* begin Information given *

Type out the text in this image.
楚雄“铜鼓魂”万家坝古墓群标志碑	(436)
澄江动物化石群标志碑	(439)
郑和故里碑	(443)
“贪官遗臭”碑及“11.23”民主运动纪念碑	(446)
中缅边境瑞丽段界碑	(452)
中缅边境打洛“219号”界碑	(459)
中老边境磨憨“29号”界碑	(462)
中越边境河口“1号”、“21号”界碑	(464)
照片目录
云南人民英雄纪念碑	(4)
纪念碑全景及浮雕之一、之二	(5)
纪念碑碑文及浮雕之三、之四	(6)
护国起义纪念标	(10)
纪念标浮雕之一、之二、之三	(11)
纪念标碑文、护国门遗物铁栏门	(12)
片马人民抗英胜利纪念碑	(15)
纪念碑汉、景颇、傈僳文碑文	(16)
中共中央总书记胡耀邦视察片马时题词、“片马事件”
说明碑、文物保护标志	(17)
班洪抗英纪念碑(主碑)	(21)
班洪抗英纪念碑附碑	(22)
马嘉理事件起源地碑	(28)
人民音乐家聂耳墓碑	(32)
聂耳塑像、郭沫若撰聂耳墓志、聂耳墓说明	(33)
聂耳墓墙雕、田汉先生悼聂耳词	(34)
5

* end Information given *

Give all the entries again exactly; leave none out.

» The result:
Type out the text in this image.
楚雄“铜鼓魂”万家坝古墓群标志碑	(436)
澄江动物化石群标志碑	(439)
郑和故里碑	(443)
“贪官遗臭”碑及“11.23”民主运动纪念碑	(446)
中缅边境瑞丽段界碑	(452)
中缅边境打洛“219号”界碑	(459)
中老边境磨憨“29号”界碑	(462)
中越边境河口“1号”、“21号”界碑	(464)
照片目录
云南人民英雄纪念碑	(4)
纪念碑全景及浮雕之一、之二	(5)
纪念碑碑文及浮雕之三、之四	(6)
护国起义纪念标	(10)
纪念标浮雕之一、之二、之三	(11)
纪念标碑文、护国门遗物铁栏门	(12)
片马人民抗英胜利纪念碑	(15)
纪念碑汉、景颇、傈僳文碑文	(16)
中共中央总书记胡耀邦视察片马时题词、“片马事件”
说明碑、文物保护标志	(17)
班洪抗英纪念碑(主碑)	(21)
班洪抗英纪念碑附碑	(22)
马嘉理事件起源地碑	(28)
人民音乐家聂耳墓碑	(32)
聂耳塑像、郭沫若撰聂耳墓志、聂耳墓说明	(33)
聂耳墓墙雕、田汉先生悼聂耳词	(34)
5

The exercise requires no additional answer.